Data listing:
====
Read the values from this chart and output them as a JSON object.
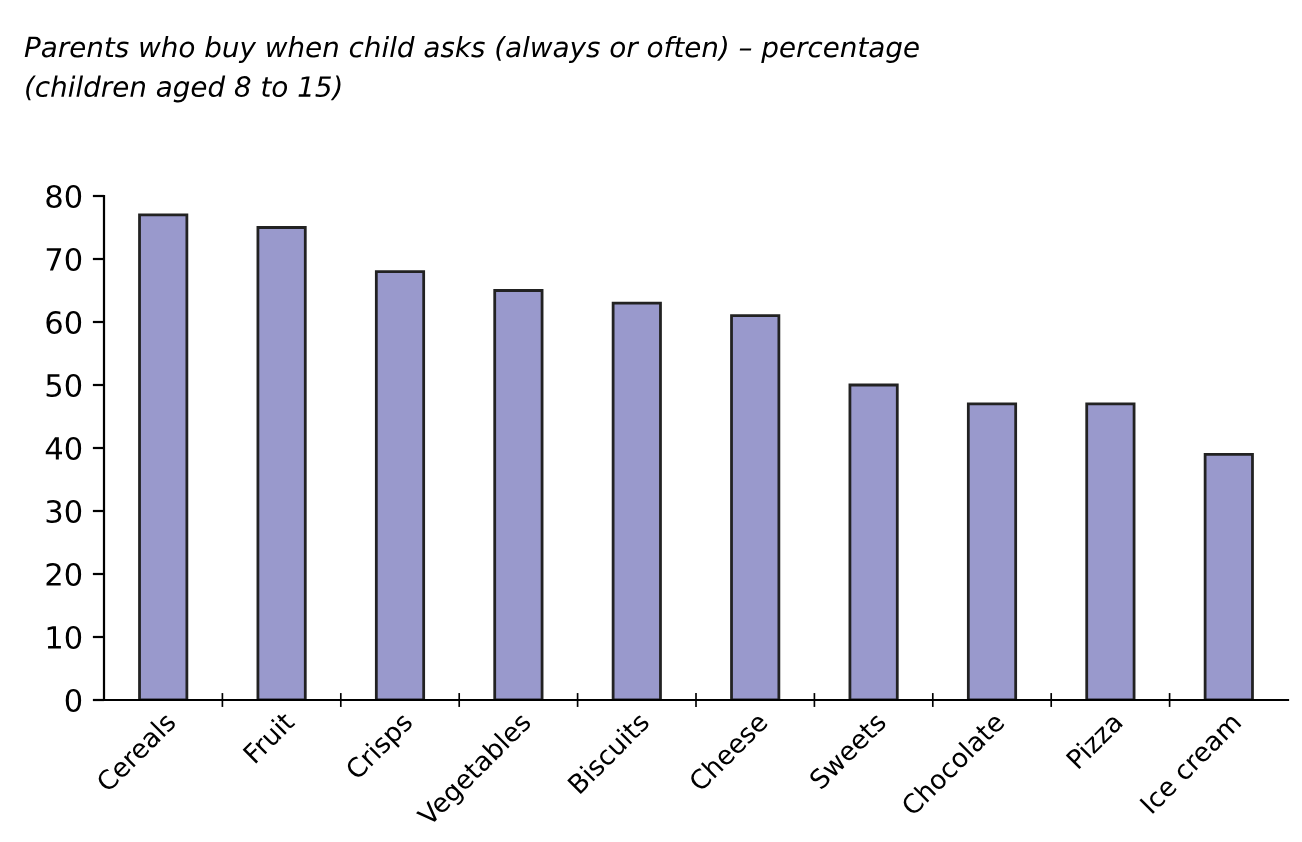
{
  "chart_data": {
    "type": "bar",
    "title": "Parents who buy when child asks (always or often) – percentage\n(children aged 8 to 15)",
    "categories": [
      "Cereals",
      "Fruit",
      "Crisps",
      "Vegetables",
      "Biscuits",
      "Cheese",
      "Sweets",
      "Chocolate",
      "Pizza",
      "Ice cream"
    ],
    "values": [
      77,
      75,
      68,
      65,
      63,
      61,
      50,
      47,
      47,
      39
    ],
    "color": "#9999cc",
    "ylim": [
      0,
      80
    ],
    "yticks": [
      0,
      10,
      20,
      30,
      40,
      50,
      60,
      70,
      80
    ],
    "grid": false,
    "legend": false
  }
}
====
Quote the material word for word, dropping any images it holds.

● Exercise result:
Read the values from this chart and output them as a JSON object.
{
  "chart_data": {
    "type": "bar",
    "title": "Parents who buy when child asks (always or often) – percentage\n(children aged 8 to 15)",
    "categories": [
      "Cereals",
      "Fruit",
      "Crisps",
      "Vegetables",
      "Biscuits",
      "Cheese",
      "Sweets",
      "Chocolate",
      "Pizza",
      "Ice cream"
    ],
    "values": [
      77,
      75,
      68,
      65,
      63,
      61,
      50,
      47,
      47,
      39
    ],
    "color": "#9999cc",
    "ylim": [
      0,
      80
    ],
    "yticks": [
      0,
      10,
      20,
      30,
      40,
      50,
      60,
      70,
      80
    ],
    "grid": false,
    "legend": false
  }
}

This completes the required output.